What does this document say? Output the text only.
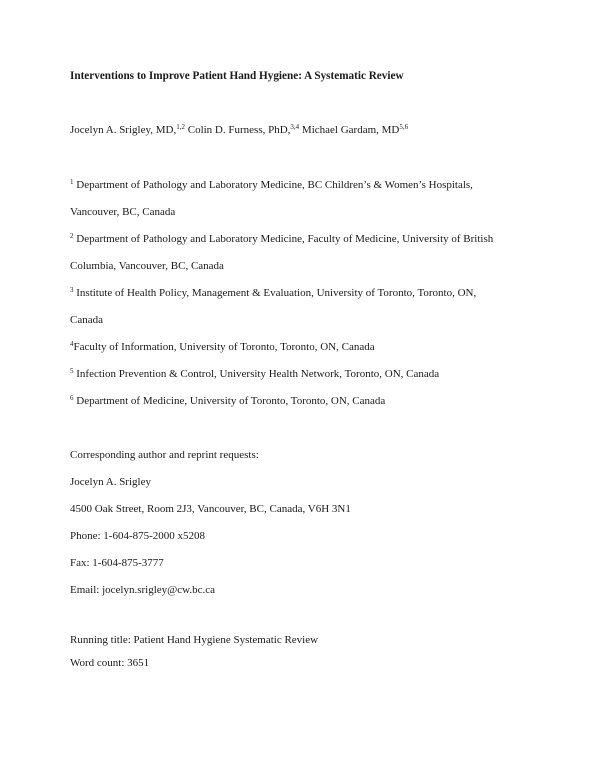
Interventions to Improve Patient Hand Hygiene: A Systematic Review
Jocelyn A. Srigley, MD,$^{1,2}$ Colin D. Furness, PhD,$^{3,4}$ Michael Gardam, MD$^{5,6}$
$^1$ Department of Pathology and Laboratory Medicine, BC Children’s & Women’s Hospitals,
Vancouver, BC, Canada
$^2$ Department of Pathology and Laboratory Medicine, Faculty of Medicine, University of British
Columbia, Vancouver, BC, Canada
$^3$ Institute of Health Policy, Management & Evaluation, University of Toronto, Toronto, ON,
Canada
$^4$Faculty of Information, University of Toronto, Toronto, ON, Canada
$^5$ Infection Prevention & Control, University Health Network, Toronto, ON, Canada
$^6$ Department of Medicine, University of Toronto, Toronto, ON, Canada
Corresponding author and reprint requests:
Jocelyn A. Srigley
4500 Oak Street, Room 2J3, Vancouver, BC, Canada, V6H 3N1
Phone: 1-604-875-2000 x5208
Fax: 1-604-875-3777
Email: jocelyn.srigley@cw.bc.ca
Running title: Patient Hand Hygiene Systematic Review
Word count: 3651
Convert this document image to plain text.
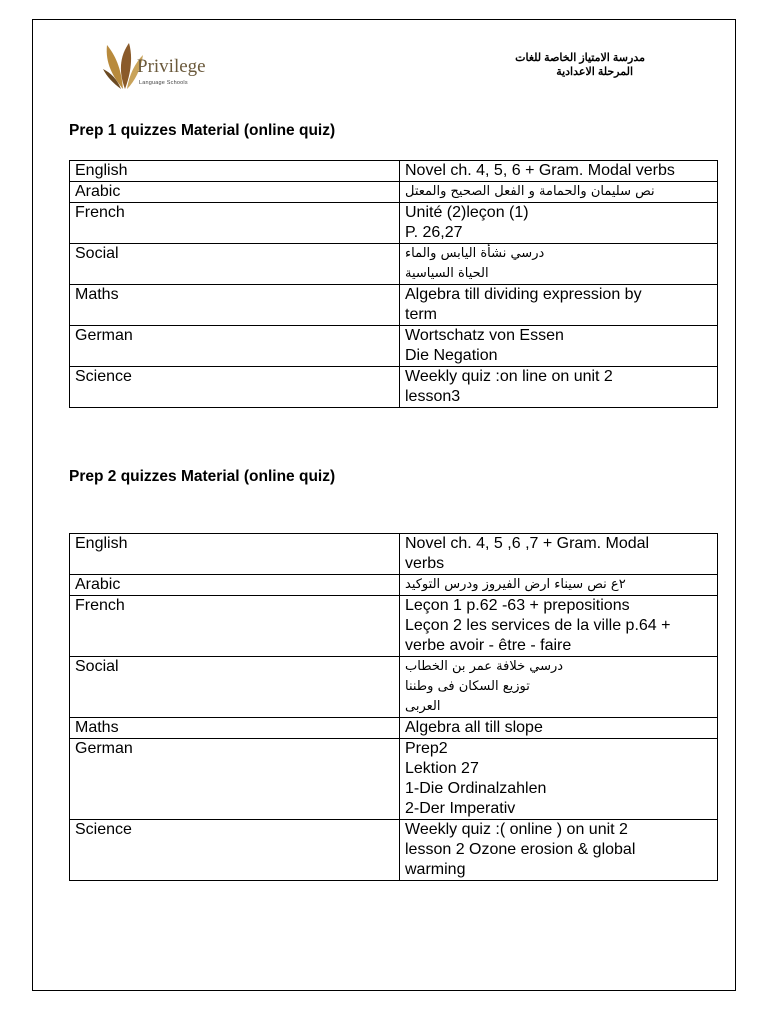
Privilege
Language Schools
مدرسة الامتياز الخاصة للغات
المرحلة الاعدادية
Prep 1 quizzes Material (online quiz)
English	Novel ch. 4, 5, 6 + Gram. Modal verbs

Arabic	نص سليمان والحمامة و الفعل الصحيح والمعتل

French	Unité (2)leçon (1)
P. 26,27

Social	درسي نشأة اليابس والماء
الحياة السياسية

Maths	Algebra till dividing expression by
term

German	Wortschatz von Essen
Die Negation

Science	Weekly quiz :on line on unit 2
lesson3
Prep 2 quizzes Material (online quiz)
English	Novel ch. 4, 5 ,6 ,7 + Gram. Modal
verbs

Arabic	٢ع نص سيناء ارض الفيروز ودرس التوكيد

French	Leçon 1 p.62 -63 + prepositions
Leçon 2 les services de la ville p.64 +
verbe avoir - être - faire

Social	درسي خلافة عمر بن الخطاب
توزيع السكان فى وطننا
العربى

Maths	Algebra all till slope

German	Prep2
Lektion 27
1-Die Ordinalzahlen
2-Der Imperativ

Science	Weekly quiz :( online ) on unit 2
lesson 2 Ozone erosion & global
warming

============

Task to carry out: Each line holding the word "Modal" counts once; report the total and nothing else.

The completed task: 2